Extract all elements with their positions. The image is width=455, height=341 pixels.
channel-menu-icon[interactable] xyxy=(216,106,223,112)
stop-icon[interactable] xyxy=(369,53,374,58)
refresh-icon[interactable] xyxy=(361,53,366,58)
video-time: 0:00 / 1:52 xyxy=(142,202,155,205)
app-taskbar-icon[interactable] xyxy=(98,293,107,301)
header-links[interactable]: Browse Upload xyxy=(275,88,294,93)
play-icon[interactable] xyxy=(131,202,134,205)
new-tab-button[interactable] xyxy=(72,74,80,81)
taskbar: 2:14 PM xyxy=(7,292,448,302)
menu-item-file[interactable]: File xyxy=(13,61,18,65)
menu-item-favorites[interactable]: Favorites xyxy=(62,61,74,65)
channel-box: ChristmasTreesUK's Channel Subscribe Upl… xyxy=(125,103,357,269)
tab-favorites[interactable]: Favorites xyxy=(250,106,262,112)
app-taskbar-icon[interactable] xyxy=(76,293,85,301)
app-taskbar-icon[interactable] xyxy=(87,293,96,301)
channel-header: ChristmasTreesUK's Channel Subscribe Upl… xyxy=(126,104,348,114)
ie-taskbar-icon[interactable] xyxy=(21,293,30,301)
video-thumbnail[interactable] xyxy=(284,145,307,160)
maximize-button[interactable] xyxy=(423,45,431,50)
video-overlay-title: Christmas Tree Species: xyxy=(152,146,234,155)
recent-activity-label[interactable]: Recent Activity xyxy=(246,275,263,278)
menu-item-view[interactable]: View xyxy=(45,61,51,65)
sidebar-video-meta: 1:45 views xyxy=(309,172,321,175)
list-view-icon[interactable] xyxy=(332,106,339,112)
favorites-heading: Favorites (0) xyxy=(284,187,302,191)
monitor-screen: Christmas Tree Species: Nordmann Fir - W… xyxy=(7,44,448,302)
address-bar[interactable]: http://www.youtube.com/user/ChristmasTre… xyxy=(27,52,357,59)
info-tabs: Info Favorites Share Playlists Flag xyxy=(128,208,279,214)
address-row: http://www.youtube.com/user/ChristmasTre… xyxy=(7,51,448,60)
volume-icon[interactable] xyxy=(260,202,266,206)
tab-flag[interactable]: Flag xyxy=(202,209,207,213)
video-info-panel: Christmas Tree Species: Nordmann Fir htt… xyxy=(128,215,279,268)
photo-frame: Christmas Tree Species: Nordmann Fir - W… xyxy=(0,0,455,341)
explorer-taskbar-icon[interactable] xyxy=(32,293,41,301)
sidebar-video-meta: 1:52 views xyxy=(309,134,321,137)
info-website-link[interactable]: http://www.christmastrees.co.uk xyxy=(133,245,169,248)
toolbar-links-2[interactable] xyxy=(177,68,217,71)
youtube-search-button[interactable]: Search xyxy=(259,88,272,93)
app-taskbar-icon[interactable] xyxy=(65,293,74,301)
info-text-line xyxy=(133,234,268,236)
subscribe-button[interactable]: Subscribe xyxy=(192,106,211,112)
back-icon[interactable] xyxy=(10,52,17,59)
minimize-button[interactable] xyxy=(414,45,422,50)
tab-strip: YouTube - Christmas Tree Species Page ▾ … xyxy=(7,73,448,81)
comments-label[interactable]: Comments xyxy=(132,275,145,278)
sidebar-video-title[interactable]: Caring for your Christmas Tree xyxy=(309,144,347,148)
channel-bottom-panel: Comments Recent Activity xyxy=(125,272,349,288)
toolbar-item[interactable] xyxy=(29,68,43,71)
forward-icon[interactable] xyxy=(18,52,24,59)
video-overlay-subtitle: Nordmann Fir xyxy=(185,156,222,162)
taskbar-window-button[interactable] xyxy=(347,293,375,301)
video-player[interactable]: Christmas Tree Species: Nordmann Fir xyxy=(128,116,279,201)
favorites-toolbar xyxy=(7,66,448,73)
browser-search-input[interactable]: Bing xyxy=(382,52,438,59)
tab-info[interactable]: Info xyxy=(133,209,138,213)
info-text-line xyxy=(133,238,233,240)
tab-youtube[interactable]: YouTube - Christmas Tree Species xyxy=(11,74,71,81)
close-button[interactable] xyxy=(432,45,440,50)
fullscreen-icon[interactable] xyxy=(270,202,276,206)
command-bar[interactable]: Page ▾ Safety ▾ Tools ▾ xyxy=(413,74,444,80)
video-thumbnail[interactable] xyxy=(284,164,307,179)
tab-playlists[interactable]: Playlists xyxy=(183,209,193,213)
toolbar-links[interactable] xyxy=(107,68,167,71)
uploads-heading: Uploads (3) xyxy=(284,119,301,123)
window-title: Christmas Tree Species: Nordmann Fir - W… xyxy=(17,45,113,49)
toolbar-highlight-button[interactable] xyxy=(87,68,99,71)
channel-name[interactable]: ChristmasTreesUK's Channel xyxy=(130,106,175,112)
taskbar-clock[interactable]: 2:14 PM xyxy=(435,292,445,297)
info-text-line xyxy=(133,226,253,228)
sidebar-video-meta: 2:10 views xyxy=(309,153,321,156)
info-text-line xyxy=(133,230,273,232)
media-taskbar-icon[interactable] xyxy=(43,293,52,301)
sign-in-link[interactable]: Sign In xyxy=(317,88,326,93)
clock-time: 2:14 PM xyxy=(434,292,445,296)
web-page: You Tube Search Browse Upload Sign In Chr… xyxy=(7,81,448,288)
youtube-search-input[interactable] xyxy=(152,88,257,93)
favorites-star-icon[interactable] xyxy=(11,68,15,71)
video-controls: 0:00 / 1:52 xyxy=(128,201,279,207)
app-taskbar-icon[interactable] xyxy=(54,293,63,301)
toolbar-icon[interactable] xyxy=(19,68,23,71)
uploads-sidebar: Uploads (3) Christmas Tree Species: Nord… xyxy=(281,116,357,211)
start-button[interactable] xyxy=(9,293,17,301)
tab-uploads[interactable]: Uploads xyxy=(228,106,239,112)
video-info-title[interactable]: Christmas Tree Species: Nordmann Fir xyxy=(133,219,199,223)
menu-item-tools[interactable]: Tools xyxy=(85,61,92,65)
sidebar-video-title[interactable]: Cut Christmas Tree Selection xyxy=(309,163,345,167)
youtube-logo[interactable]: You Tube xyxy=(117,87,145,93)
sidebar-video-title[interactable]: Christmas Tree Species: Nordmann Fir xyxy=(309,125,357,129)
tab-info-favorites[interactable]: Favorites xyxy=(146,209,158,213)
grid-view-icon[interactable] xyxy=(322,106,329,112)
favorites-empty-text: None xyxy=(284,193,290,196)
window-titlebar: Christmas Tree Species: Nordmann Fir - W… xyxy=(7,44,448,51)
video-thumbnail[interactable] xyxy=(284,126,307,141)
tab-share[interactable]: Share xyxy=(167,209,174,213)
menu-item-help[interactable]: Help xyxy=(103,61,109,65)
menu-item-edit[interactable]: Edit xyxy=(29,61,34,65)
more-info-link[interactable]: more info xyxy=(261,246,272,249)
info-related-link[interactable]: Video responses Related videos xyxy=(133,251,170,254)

# [Task objective]
Reproduce the records above in full, substituting "video-preview" for every instance of "video-thumbnail" and keeping everything else the same.

# [Result of this task]
Extract all elements with their positions. The image is width=455, height=341 pixels.
channel-menu-icon[interactable] xyxy=(216,106,223,112)
stop-icon[interactable] xyxy=(369,53,374,58)
refresh-icon[interactable] xyxy=(361,53,366,58)
video-time: 0:00 / 1:52 xyxy=(142,202,155,205)
app-taskbar-icon[interactable] xyxy=(98,293,107,301)
header-links[interactable]: Browse Upload xyxy=(275,88,294,93)
play-icon[interactable] xyxy=(131,202,134,205)
new-tab-button[interactable] xyxy=(72,74,80,81)
taskbar: 2:14 PM xyxy=(7,292,448,302)
menu-item-file[interactable]: File xyxy=(13,61,18,65)
menu-item-favorites[interactable]: Favorites xyxy=(62,61,74,65)
channel-box: ChristmasTreesUK's Channel Subscribe Upl… xyxy=(125,103,357,269)
tab-favorites[interactable]: Favorites xyxy=(250,106,262,112)
app-taskbar-icon[interactable] xyxy=(76,293,85,301)
app-taskbar-icon[interactable] xyxy=(87,293,96,301)
channel-header: ChristmasTreesUK's Channel Subscribe Upl… xyxy=(126,104,348,114)
ie-taskbar-icon[interactable] xyxy=(21,293,30,301)
video-preview[interactable] xyxy=(284,145,307,160)
maximize-button[interactable] xyxy=(423,45,431,50)
video-overlay-title: Christmas Tree Species: xyxy=(152,146,234,155)
recent-activity-label[interactable]: Recent Activity xyxy=(246,275,263,278)
menu-item-view[interactable]: View xyxy=(45,61,51,65)
sidebar-video-meta: 1:45 views xyxy=(309,172,321,175)
list-view-icon[interactable] xyxy=(332,106,339,112)
favorites-heading: Favorites (0) xyxy=(284,187,302,191)
monitor-screen: Christmas Tree Species: Nordmann Fir - W… xyxy=(7,44,448,302)
address-bar[interactable]: http://www.youtube.com/user/ChristmasTre… xyxy=(27,52,357,59)
info-tabs: Info Favorites Share Playlists Flag xyxy=(128,208,279,214)
address-row: http://www.youtube.com/user/ChristmasTre… xyxy=(7,51,448,60)
volume-icon[interactable] xyxy=(260,202,266,206)
tab-flag[interactable]: Flag xyxy=(202,209,207,213)
video-info-panel: Christmas Tree Species: Nordmann Fir htt… xyxy=(128,215,279,268)
photo-frame: Christmas Tree Species: Nordmann Fir - W… xyxy=(0,0,455,341)
explorer-taskbar-icon[interactable] xyxy=(32,293,41,301)
sidebar-video-meta: 1:52 views xyxy=(309,134,321,137)
info-website-link[interactable]: http://www.christmastrees.co.uk xyxy=(133,245,169,248)
toolbar-links-2[interactable] xyxy=(177,68,217,71)
youtube-search-button[interactable]: Search xyxy=(259,88,272,93)
app-taskbar-icon[interactable] xyxy=(65,293,74,301)
info-text-line xyxy=(133,234,268,236)
subscribe-button[interactable]: Subscribe xyxy=(192,106,211,112)
back-icon[interactable] xyxy=(10,52,17,59)
minimize-button[interactable] xyxy=(414,45,422,50)
tab-strip: YouTube - Christmas Tree Species Page ▾ … xyxy=(7,73,448,81)
comments-label[interactable]: Comments xyxy=(132,275,145,278)
sidebar-video-title[interactable]: Caring for your Christmas Tree xyxy=(309,144,347,148)
channel-bottom-panel: Comments Recent Activity xyxy=(125,272,349,288)
toolbar-item[interactable] xyxy=(29,68,43,71)
forward-icon[interactable] xyxy=(18,52,24,59)
video-overlay-subtitle: Nordmann Fir xyxy=(185,156,222,162)
taskbar-window-button[interactable] xyxy=(347,293,375,301)
video-player[interactable]: Christmas Tree Species: Nordmann Fir xyxy=(128,116,279,201)
favorites-toolbar xyxy=(7,66,448,73)
browser-search-input[interactable]: Bing xyxy=(382,52,438,59)
tab-info[interactable]: Info xyxy=(133,209,138,213)
info-text-line xyxy=(133,238,233,240)
tab-youtube[interactable]: YouTube - Christmas Tree Species xyxy=(11,74,71,81)
close-button[interactable] xyxy=(432,45,440,50)
fullscreen-icon[interactable] xyxy=(270,202,276,206)
command-bar[interactable]: Page ▾ Safety ▾ Tools ▾ xyxy=(413,74,444,80)
video-preview[interactable] xyxy=(284,164,307,179)
tab-playlists[interactable]: Playlists xyxy=(183,209,193,213)
toolbar-links[interactable] xyxy=(107,68,167,71)
uploads-heading: Uploads (3) xyxy=(284,119,301,123)
window-title: Christmas Tree Species: Nordmann Fir - W… xyxy=(17,45,113,49)
toolbar-highlight-button[interactable] xyxy=(87,68,99,71)
channel-name[interactable]: ChristmasTreesUK's Channel xyxy=(130,106,175,112)
taskbar-clock[interactable]: 2:14 PM xyxy=(435,292,445,297)
info-text-line xyxy=(133,226,253,228)
sidebar-video-meta: 2:10 views xyxy=(309,153,321,156)
info-text-line xyxy=(133,230,273,232)
media-taskbar-icon[interactable] xyxy=(43,293,52,301)
sign-in-link[interactable]: Sign In xyxy=(317,88,326,93)
clock-time: 2:14 PM xyxy=(434,292,445,296)
web-page: You Tube Search Browse Upload Sign In Chr… xyxy=(7,81,448,288)
youtube-search-input[interactable] xyxy=(152,88,257,93)
favorites-star-icon[interactable] xyxy=(11,68,15,71)
video-controls: 0:00 / 1:52 xyxy=(128,201,279,207)
app-taskbar-icon[interactable] xyxy=(54,293,63,301)
toolbar-icon[interactable] xyxy=(19,68,23,71)
uploads-sidebar: Uploads (3) Christmas Tree Species: Nord… xyxy=(281,116,357,211)
start-button[interactable] xyxy=(9,293,17,301)
tab-uploads[interactable]: Uploads xyxy=(228,106,239,112)
video-info-title[interactable]: Christmas Tree Species: Nordmann Fir xyxy=(133,219,199,223)
menu-item-tools[interactable]: Tools xyxy=(85,61,92,65)
sidebar-video-title[interactable]: Cut Christmas Tree Selection xyxy=(309,163,345,167)
youtube-logo[interactable]: You Tube xyxy=(117,87,145,93)
sidebar-video-title[interactable]: Christmas Tree Species: Nordmann Fir xyxy=(309,125,357,129)
tab-info-favorites[interactable]: Favorites xyxy=(146,209,158,213)
grid-view-icon[interactable] xyxy=(322,106,329,112)
favorites-empty-text: None xyxy=(284,193,290,196)
window-titlebar: Christmas Tree Species: Nordmann Fir - W… xyxy=(7,44,448,51)
video-preview[interactable] xyxy=(284,126,307,141)
tab-share[interactable]: Share xyxy=(167,209,174,213)
menu-item-help[interactable]: Help xyxy=(103,61,109,65)
menu-item-edit[interactable]: Edit xyxy=(29,61,34,65)
more-info-link[interactable]: more info xyxy=(261,246,272,249)
info-related-link[interactable]: Video responses Related videos xyxy=(133,251,170,254)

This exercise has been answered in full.